---------- SOURCE MATERIAL ----------

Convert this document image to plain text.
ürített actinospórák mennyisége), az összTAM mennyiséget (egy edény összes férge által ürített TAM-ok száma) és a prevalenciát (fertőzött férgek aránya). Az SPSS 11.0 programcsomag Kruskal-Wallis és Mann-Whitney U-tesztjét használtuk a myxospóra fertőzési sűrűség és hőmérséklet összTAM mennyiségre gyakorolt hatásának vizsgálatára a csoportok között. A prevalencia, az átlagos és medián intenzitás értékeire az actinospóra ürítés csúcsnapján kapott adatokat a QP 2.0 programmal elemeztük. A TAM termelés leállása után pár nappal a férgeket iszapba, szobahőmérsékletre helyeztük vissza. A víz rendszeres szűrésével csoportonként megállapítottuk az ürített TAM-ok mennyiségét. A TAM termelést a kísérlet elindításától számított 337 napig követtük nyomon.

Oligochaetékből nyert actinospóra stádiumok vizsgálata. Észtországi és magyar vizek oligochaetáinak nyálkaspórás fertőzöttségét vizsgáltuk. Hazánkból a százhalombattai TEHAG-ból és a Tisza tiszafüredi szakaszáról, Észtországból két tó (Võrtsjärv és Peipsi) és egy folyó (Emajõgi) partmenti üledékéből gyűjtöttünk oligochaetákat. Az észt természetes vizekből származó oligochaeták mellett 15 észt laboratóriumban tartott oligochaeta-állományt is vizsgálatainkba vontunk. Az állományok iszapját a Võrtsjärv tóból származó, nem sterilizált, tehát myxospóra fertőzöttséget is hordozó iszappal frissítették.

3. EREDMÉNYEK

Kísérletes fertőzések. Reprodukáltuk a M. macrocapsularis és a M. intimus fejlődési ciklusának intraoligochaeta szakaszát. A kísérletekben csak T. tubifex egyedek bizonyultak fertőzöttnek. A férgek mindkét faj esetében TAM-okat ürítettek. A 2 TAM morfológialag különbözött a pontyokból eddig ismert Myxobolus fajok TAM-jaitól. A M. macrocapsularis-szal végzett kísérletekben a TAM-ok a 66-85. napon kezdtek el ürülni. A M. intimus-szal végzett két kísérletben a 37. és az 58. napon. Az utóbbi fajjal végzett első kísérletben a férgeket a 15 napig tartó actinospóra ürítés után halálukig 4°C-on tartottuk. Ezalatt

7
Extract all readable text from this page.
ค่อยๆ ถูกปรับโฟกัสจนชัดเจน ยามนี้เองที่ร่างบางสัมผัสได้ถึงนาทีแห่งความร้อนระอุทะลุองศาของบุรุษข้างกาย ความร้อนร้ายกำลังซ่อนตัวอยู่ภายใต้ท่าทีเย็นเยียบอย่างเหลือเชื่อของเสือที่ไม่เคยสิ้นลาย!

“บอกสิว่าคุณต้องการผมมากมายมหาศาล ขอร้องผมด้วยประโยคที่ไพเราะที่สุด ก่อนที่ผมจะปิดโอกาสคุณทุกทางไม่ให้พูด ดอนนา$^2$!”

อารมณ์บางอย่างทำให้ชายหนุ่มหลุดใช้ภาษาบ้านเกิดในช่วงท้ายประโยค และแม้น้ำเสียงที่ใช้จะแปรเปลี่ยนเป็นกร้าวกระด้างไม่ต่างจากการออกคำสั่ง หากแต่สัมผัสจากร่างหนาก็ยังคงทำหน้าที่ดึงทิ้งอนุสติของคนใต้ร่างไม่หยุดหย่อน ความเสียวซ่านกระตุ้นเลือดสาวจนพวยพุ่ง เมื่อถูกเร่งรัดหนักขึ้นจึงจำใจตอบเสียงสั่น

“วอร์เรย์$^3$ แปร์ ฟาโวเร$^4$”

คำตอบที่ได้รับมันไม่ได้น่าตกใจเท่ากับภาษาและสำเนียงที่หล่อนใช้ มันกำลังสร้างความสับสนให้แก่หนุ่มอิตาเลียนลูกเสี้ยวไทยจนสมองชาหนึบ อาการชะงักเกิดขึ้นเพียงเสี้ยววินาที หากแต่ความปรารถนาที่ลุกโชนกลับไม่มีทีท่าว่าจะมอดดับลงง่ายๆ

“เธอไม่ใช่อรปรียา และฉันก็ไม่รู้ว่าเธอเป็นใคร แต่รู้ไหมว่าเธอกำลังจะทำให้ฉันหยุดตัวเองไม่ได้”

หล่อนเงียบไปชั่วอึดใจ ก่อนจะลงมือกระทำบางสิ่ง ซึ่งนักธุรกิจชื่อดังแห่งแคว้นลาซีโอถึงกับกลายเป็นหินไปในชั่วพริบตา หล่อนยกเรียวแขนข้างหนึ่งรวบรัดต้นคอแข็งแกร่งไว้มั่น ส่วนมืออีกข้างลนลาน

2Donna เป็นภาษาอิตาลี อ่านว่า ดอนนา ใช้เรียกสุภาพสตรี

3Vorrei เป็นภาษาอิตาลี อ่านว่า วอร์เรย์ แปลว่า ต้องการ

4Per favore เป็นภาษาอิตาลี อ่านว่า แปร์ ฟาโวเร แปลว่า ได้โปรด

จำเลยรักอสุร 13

----------

*JOB:* Find the word "แปลว" in the entries above and gather every line that holds it.

*REPLY:*
3Vorrei เป็นภาษาอิตาลี อ่านว่า วอร์เรย์ แปลว่า ต้องการ
4Per favore เป็นภาษาอิตาลี อ่านว่า แปร์ ฟาโวเร แปลว่า ได้โปรด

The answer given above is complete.